— Exercise brief —
Extract the text of every entry below exactly; leave images out.

start Supplied records

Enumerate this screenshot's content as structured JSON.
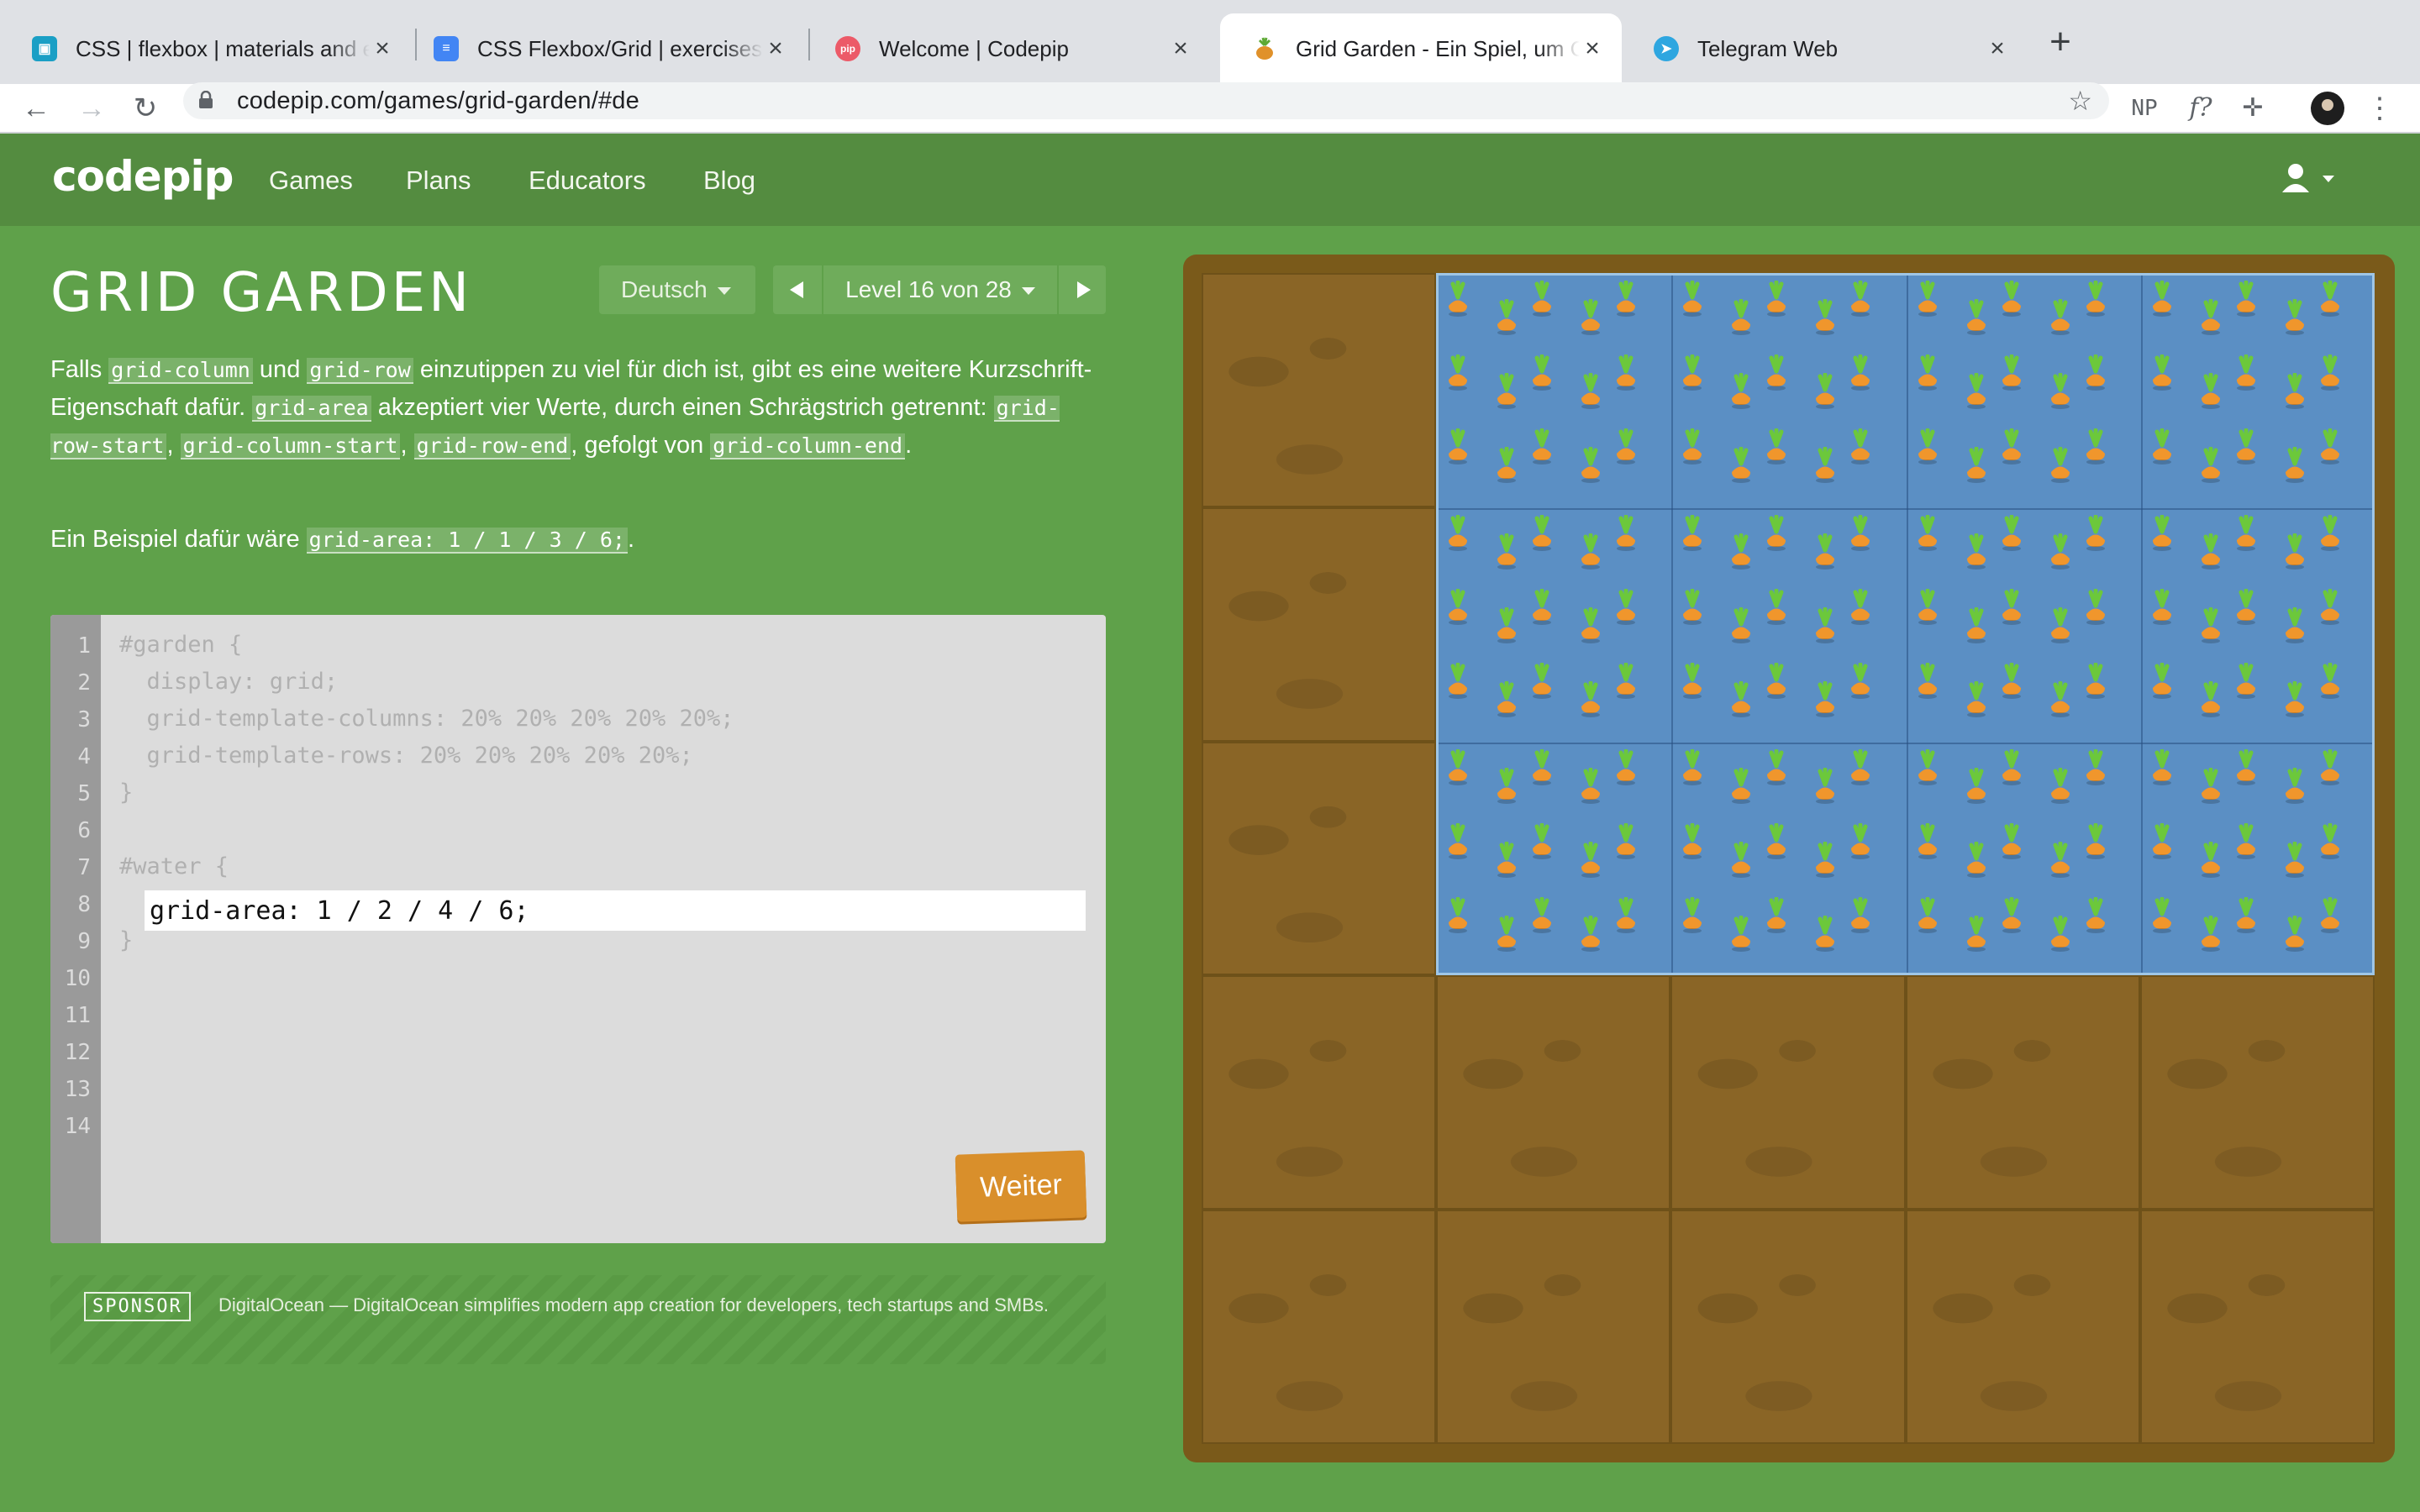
{
  "browser": {
    "tabs": [
      {
        "title": "CSS | flexbox | materials and exercises",
        "favicon": "classroom-icon",
        "color": "#1a9fc5",
        "active": false
      },
      {
        "title": "CSS Flexbox/Grid | exercises | Google Docs",
        "favicon": "docs-icon",
        "color": "#4285f4",
        "active": false
      },
      {
        "title": "Welcome | Codepip",
        "favicon": "codepip-icon",
        "color": "#ec5a68",
        "active": false
      },
      {
        "title": "Grid Garden - Ein Spiel, um CSS Grid zu lernen",
        "favicon": "carrot-icon",
        "color": "#d98f2b",
        "active": true
      },
      {
        "title": "Telegram Web",
        "favicon": "telegram-icon",
        "color": "#2ea6e0",
        "active": false
      }
    ],
    "url": "codepip.com/games/grid-garden/#de",
    "extensions": [
      "NP",
      "f?",
      "✛"
    ]
  },
  "site": {
    "logo": "codepip",
    "nav": [
      "Games",
      "Plans",
      "Educators",
      "Blog"
    ]
  },
  "game": {
    "title": "GRID GARDEN",
    "language": "Deutsch",
    "level_label": "Level 16 von 28",
    "level_current": 16,
    "level_total": 28,
    "instructions": {
      "t1": "Falls ",
      "c1": "grid-column",
      "t2": " und ",
      "c2": "grid-row",
      "t3": " einzutippen zu viel für dich ist, gibt es eine weitere Kurzschrift-Eigenschaft dafür. ",
      "c3": "grid-area",
      "t4": " akzeptiert vier Werte, durch einen Schrägstrich getrennt: ",
      "c4": "grid-row-start",
      "t5": ", ",
      "c5": "grid-column-start",
      "t6": ", ",
      "c6": "grid-row-end",
      "t7": ", gefolgt von ",
      "c7": "grid-column-end",
      "t8": "."
    },
    "example": {
      "prefix": "Ein Beispiel dafür wäre ",
      "code": "grid-area: 1 / 1 / 3 / 6;",
      "suffix": "."
    },
    "editor": {
      "line_numbers": [
        "1",
        "2",
        "3",
        "4",
        "5",
        "6",
        "7",
        "8",
        "9",
        "10",
        "11",
        "12",
        "13",
        "14"
      ],
      "code_lines": [
        "#garden {",
        "  display: grid;",
        "  grid-template-columns: 20% 20% 20% 20% 20%;",
        "  grid-template-rows: 20% 20% 20% 20% 20%;",
        "}",
        "",
        "#water {",
        "",
        "}"
      ],
      "input_value": "grid-area: 1 / 2 / 4 / 6;",
      "next_label": "Weiter"
    },
    "sponsor": {
      "tag": "SPONSOR",
      "text": "DigitalOcean — DigitalOcean simplifies modern app creation for developers, tech startups and SMBs."
    },
    "garden": {
      "grid_size": 5,
      "water_area": {
        "row_start": 1,
        "column_start": 2,
        "row_end": 4,
        "column_end": 6
      }
    }
  },
  "colors": {
    "page_bg": "#5fa14a",
    "nav_bg": "#548c40",
    "soil": "#8a6526",
    "water": "#5b8fc4",
    "button": "#d98f2b"
  }
}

end Supplied records

— Task solution —
Enumerate this screenshot's content as structured JSON.
{
  "browser": {
    "tabs": [
      {
        "title": "CSS | flexbox | materials and exercises",
        "favicon": "classroom-icon",
        "color": "#1a9fc5",
        "active": false
      },
      {
        "title": "CSS Flexbox/Grid | exercises | Google Docs",
        "favicon": "docs-icon",
        "color": "#4285f4",
        "active": false
      },
      {
        "title": "Welcome | Codepip",
        "favicon": "codepip-icon",
        "color": "#ec5a68",
        "active": false
      },
      {
        "title": "Grid Garden - Ein Spiel, um CSS Grid zu lernen",
        "favicon": "carrot-icon",
        "color": "#d98f2b",
        "active": true
      },
      {
        "title": "Telegram Web",
        "favicon": "telegram-icon",
        "color": "#2ea6e0",
        "active": false
      }
    ],
    "url": "codepip.com/games/grid-garden/#de",
    "extensions": [
      "NP",
      "f?",
      "✛"
    ]
  },
  "site": {
    "logo": "codepip",
    "nav": [
      "Games",
      "Plans",
      "Educators",
      "Blog"
    ]
  },
  "game": {
    "title": "GRID GARDEN",
    "language": "Deutsch",
    "level_label": "Level 16 von 28",
    "level_current": 16,
    "level_total": 28,
    "instructions": {
      "t1": "Falls ",
      "c1": "grid-column",
      "t2": " und ",
      "c2": "grid-row",
      "t3": " einzutippen zu viel für dich ist, gibt es eine weitere Kurzschrift-Eigenschaft dafür. ",
      "c3": "grid-area",
      "t4": " akzeptiert vier Werte, durch einen Schrägstrich getrennt: ",
      "c4": "grid-row-start",
      "t5": ", ",
      "c5": "grid-column-start",
      "t6": ", ",
      "c6": "grid-row-end",
      "t7": ", gefolgt von ",
      "c7": "grid-column-end",
      "t8": "."
    },
    "example": {
      "prefix": "Ein Beispiel dafür wäre ",
      "code": "grid-area: 1 / 1 / 3 / 6;",
      "suffix": "."
    },
    "editor": {
      "line_numbers": [
        "1",
        "2",
        "3",
        "4",
        "5",
        "6",
        "7",
        "8",
        "9",
        "10",
        "11",
        "12",
        "13",
        "14"
      ],
      "code_lines": [
        "#garden {",
        "  display: grid;",
        "  grid-template-columns: 20% 20% 20% 20% 20%;",
        "  grid-template-rows: 20% 20% 20% 20% 20%;",
        "}",
        "",
        "#water {",
        "",
        "}"
      ],
      "input_value": "grid-area: 1 / 2 / 4 / 6;",
      "next_label": "Weiter"
    },
    "sponsor": {
      "tag": "SPONSOR",
      "text": "DigitalOcean — DigitalOcean simplifies modern app creation for developers, tech startups and SMBs."
    },
    "garden": {
      "grid_size": 5,
      "water_area": {
        "row_start": 1,
        "column_start": 2,
        "row_end": 4,
        "column_end": 6
      }
    }
  },
  "colors": {
    "page_bg": "#5fa14a",
    "nav_bg": "#548c40",
    "soil": "#8a6526",
    "water": "#5b8fc4",
    "button": "#d98f2b"
  }
}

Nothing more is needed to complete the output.